▶ [Directions] Please turn the rows from the line with "Find all labels, buttons, inputs, and" through the line with "table-row-value: 889: [634, 611, 761, 643]" into a Markdown table with the columns Number and Line, leaving out any blank lines.
>> Begin Given information
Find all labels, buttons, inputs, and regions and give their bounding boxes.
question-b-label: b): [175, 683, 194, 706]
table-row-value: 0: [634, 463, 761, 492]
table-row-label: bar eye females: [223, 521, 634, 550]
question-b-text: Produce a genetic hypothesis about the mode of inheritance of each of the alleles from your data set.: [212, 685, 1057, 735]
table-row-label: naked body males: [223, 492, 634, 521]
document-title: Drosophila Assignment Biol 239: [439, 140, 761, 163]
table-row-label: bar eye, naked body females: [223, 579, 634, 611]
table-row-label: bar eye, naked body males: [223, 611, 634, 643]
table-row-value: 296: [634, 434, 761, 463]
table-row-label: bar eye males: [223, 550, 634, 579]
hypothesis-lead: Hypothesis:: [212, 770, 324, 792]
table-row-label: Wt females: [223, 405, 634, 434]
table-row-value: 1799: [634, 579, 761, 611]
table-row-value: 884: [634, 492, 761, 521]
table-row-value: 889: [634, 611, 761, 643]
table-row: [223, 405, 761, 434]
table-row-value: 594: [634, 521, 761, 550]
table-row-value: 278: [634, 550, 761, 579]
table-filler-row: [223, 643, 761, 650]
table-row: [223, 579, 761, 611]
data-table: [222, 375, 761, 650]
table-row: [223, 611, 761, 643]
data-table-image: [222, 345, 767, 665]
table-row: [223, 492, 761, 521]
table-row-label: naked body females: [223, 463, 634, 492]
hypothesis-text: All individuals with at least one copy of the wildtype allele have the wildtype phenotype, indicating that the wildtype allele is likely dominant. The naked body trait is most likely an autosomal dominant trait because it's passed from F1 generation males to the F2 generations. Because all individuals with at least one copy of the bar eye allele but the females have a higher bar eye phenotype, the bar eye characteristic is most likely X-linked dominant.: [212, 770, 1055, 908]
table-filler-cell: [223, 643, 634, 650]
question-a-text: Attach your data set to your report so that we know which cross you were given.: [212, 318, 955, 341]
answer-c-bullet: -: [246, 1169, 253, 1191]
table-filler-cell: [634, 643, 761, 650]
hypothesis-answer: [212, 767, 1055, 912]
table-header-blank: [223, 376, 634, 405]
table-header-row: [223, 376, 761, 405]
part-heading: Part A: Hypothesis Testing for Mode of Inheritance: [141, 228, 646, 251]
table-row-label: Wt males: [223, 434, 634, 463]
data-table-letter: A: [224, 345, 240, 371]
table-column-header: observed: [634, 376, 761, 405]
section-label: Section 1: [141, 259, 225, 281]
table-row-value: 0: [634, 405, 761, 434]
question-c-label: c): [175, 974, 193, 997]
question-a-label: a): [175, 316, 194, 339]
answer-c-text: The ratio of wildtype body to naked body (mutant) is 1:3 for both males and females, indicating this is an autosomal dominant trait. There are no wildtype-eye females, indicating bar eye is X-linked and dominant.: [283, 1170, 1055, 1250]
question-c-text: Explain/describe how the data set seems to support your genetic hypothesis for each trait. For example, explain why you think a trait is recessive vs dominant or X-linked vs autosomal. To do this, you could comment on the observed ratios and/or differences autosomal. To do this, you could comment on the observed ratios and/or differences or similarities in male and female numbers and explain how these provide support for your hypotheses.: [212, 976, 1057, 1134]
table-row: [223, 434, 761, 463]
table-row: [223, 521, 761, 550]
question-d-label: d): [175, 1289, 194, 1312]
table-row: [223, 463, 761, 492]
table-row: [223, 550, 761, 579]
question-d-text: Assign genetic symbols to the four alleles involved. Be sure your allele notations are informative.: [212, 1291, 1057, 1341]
>> End Given information
>> Begin Given information
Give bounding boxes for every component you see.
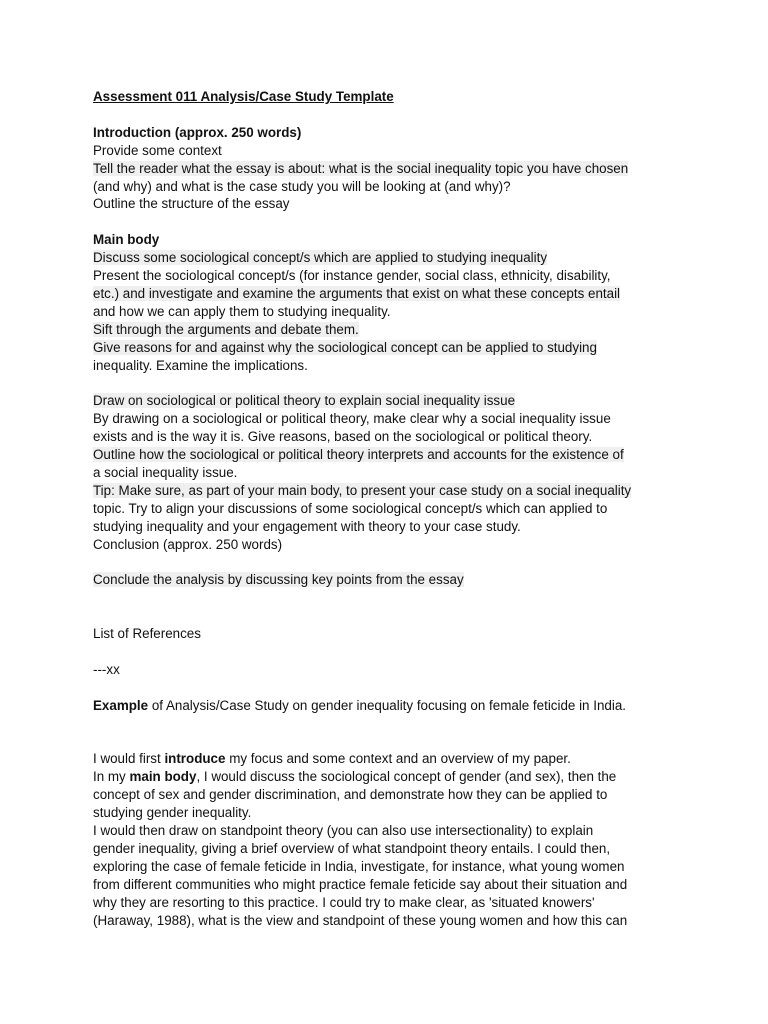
>> End Given information
▶ [Output of the exercise]
| Number | Line |
|---|---|
| 1 | Find all labels, buttons, inputs, and regions and give their bounding boxes. |
| 2 | question-b-label: b): [175, 683, 194, 706] |
| 3 | table-row-value: 0: [634, 463, 761, 492] |
| 4 | table-row-label: bar eye females: [223, 521, 634, 550] |
| 5 | question-b-text: Produce a genetic hypothesis about the mode of inheritance of each of the alleles from your data set.: [212, 685, 1057, 735] |
| 6 | table-row-label: naked body males: [223, 492, 634, 521] |
| 7 | document-title: Drosophila Assignment Biol 239: [439, 140, 761, 163] |
| 8 | table-row-label: bar eye, naked body females: [223, 579, 634, 611] |
| 9 | table-row-label: bar eye, naked body males: [223, 611, 634, 643] |
| 10 | table-row-value: 296: [634, 434, 761, 463] |
| 11 | table-row-label: bar eye males: [223, 550, 634, 579] |
| 12 | hypothesis-lead: Hypothesis:: [212, 770, 324, 792] |
| 13 | table-row-label: Wt females: [223, 405, 634, 434] |
| 14 | table-row-value: 1799: [634, 579, 761, 611] |
| 15 | table-row-value: 884: [634, 492, 761, 521] |
| 16 | table-row-value: 889: [634, 611, 761, 643] |